- WHAT TO DO:
Can you transcribe every entry word for word, skipping the images?

_____

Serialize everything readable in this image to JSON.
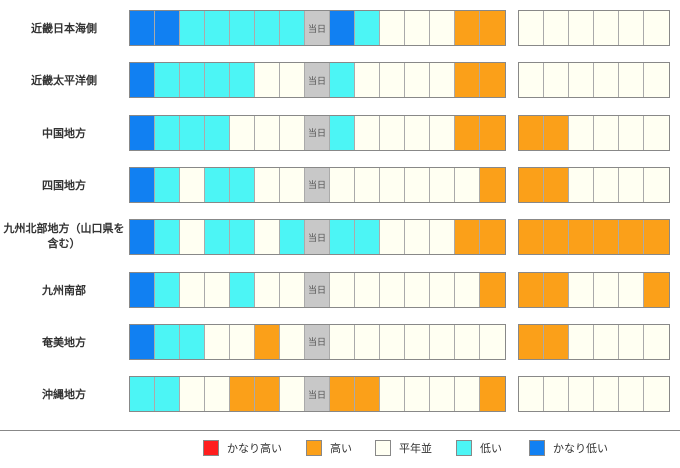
{
  "colors": {
    "very_high": "#ff1e1e",
    "high": "#fba019",
    "normal": "#fffff2",
    "low": "#4cf5f5",
    "very_low": "#1180f2",
    "today": "#c8c8c8"
  },
  "today_label": "当日",
  "regions": [
    {
      "name": "近畿日本海側",
      "past": [
        "very_low",
        "very_low",
        "low",
        "low",
        "low",
        "low",
        "low",
        "today",
        "very_low",
        "low",
        "normal",
        "normal",
        "normal",
        "high",
        "high"
      ],
      "future": [
        "normal",
        "normal",
        "normal",
        "normal",
        "normal",
        "normal"
      ]
    },
    {
      "name": "近畿太平洋側",
      "past": [
        "very_low",
        "low",
        "low",
        "low",
        "low",
        "normal",
        "normal",
        "today",
        "low",
        "normal",
        "normal",
        "normal",
        "normal",
        "high",
        "high"
      ],
      "future": [
        "normal",
        "normal",
        "normal",
        "normal",
        "normal",
        "normal"
      ]
    },
    {
      "name": "中国地方",
      "past": [
        "very_low",
        "low",
        "low",
        "low",
        "normal",
        "normal",
        "normal",
        "today",
        "low",
        "normal",
        "normal",
        "normal",
        "normal",
        "high",
        "high"
      ],
      "future": [
        "high",
        "high",
        "normal",
        "normal",
        "normal",
        "normal"
      ]
    },
    {
      "name": "四国地方",
      "past": [
        "very_low",
        "low",
        "normal",
        "low",
        "low",
        "normal",
        "normal",
        "today",
        "normal",
        "normal",
        "normal",
        "normal",
        "normal",
        "normal",
        "high"
      ],
      "future": [
        "high",
        "high",
        "normal",
        "normal",
        "normal",
        "normal"
      ]
    },
    {
      "name": "九州北部地方（山口県を含む）",
      "past": [
        "very_low",
        "low",
        "normal",
        "low",
        "low",
        "normal",
        "low",
        "today",
        "low",
        "low",
        "normal",
        "normal",
        "normal",
        "high",
        "high"
      ],
      "future": [
        "high",
        "high",
        "high",
        "high",
        "high",
        "high"
      ]
    },
    {
      "name": "九州南部",
      "past": [
        "very_low",
        "low",
        "normal",
        "normal",
        "low",
        "normal",
        "normal",
        "today",
        "normal",
        "normal",
        "normal",
        "normal",
        "normal",
        "normal",
        "high"
      ],
      "future": [
        "high",
        "high",
        "normal",
        "normal",
        "normal",
        "high"
      ]
    },
    {
      "name": "奄美地方",
      "past": [
        "very_low",
        "low",
        "low",
        "normal",
        "normal",
        "high",
        "normal",
        "today",
        "normal",
        "normal",
        "normal",
        "normal",
        "normal",
        "normal",
        "normal"
      ],
      "future": [
        "high",
        "high",
        "normal",
        "normal",
        "normal",
        "normal"
      ]
    },
    {
      "name": "沖縄地方",
      "past": [
        "low",
        "low",
        "normal",
        "normal",
        "high",
        "high",
        "normal",
        "today",
        "high",
        "high",
        "normal",
        "normal",
        "normal",
        "normal",
        "high"
      ],
      "future": [
        "normal",
        "normal",
        "normal",
        "normal",
        "normal",
        "normal"
      ]
    }
  ],
  "legend": [
    {
      "key": "very_high",
      "label": "かなり高い"
    },
    {
      "key": "high",
      "label": "高い"
    },
    {
      "key": "normal",
      "label": "平年並"
    },
    {
      "key": "low",
      "label": "低い"
    },
    {
      "key": "very_low",
      "label": "かなり低い"
    }
  ]
}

_____

- CORRECT ANSWER:
Serialize everything readable in this image to JSON.
{
  "colors": {
    "very_high": "#ff1e1e",
    "high": "#fba019",
    "normal": "#fffff2",
    "low": "#4cf5f5",
    "very_low": "#1180f2",
    "today": "#c8c8c8"
  },
  "today_label": "当日",
  "regions": [
    {
      "name": "近畿日本海側",
      "past": [
        "very_low",
        "very_low",
        "low",
        "low",
        "low",
        "low",
        "low",
        "today",
        "very_low",
        "low",
        "normal",
        "normal",
        "normal",
        "high",
        "high"
      ],
      "future": [
        "normal",
        "normal",
        "normal",
        "normal",
        "normal",
        "normal"
      ]
    },
    {
      "name": "近畿太平洋側",
      "past": [
        "very_low",
        "low",
        "low",
        "low",
        "low",
        "normal",
        "normal",
        "today",
        "low",
        "normal",
        "normal",
        "normal",
        "normal",
        "high",
        "high"
      ],
      "future": [
        "normal",
        "normal",
        "normal",
        "normal",
        "normal",
        "normal"
      ]
    },
    {
      "name": "中国地方",
      "past": [
        "very_low",
        "low",
        "low",
        "low",
        "normal",
        "normal",
        "normal",
        "today",
        "low",
        "normal",
        "normal",
        "normal",
        "normal",
        "high",
        "high"
      ],
      "future": [
        "high",
        "high",
        "normal",
        "normal",
        "normal",
        "normal"
      ]
    },
    {
      "name": "四国地方",
      "past": [
        "very_low",
        "low",
        "normal",
        "low",
        "low",
        "normal",
        "normal",
        "today",
        "normal",
        "normal",
        "normal",
        "normal",
        "normal",
        "normal",
        "high"
      ],
      "future": [
        "high",
        "high",
        "normal",
        "normal",
        "normal",
        "normal"
      ]
    },
    {
      "name": "九州北部地方（山口県を含む）",
      "past": [
        "very_low",
        "low",
        "normal",
        "low",
        "low",
        "normal",
        "low",
        "today",
        "low",
        "low",
        "normal",
        "normal",
        "normal",
        "high",
        "high"
      ],
      "future": [
        "high",
        "high",
        "high",
        "high",
        "high",
        "high"
      ]
    },
    {
      "name": "九州南部",
      "past": [
        "very_low",
        "low",
        "normal",
        "normal",
        "low",
        "normal",
        "normal",
        "today",
        "normal",
        "normal",
        "normal",
        "normal",
        "normal",
        "normal",
        "high"
      ],
      "future": [
        "high",
        "high",
        "normal",
        "normal",
        "normal",
        "high"
      ]
    },
    {
      "name": "奄美地方",
      "past": [
        "very_low",
        "low",
        "low",
        "normal",
        "normal",
        "high",
        "normal",
        "today",
        "normal",
        "normal",
        "normal",
        "normal",
        "normal",
        "normal",
        "normal"
      ],
      "future": [
        "high",
        "high",
        "normal",
        "normal",
        "normal",
        "normal"
      ]
    },
    {
      "name": "沖縄地方",
      "past": [
        "low",
        "low",
        "normal",
        "normal",
        "high",
        "high",
        "normal",
        "today",
        "high",
        "high",
        "normal",
        "normal",
        "normal",
        "normal",
        "high"
      ],
      "future": [
        "normal",
        "normal",
        "normal",
        "normal",
        "normal",
        "normal"
      ]
    }
  ],
  "legend": [
    {
      "key": "very_high",
      "label": "かなり高い"
    },
    {
      "key": "high",
      "label": "高い"
    },
    {
      "key": "normal",
      "label": "平年並"
    },
    {
      "key": "low",
      "label": "低い"
    },
    {
      "key": "very_low",
      "label": "かなり低い"
    }
  ]
}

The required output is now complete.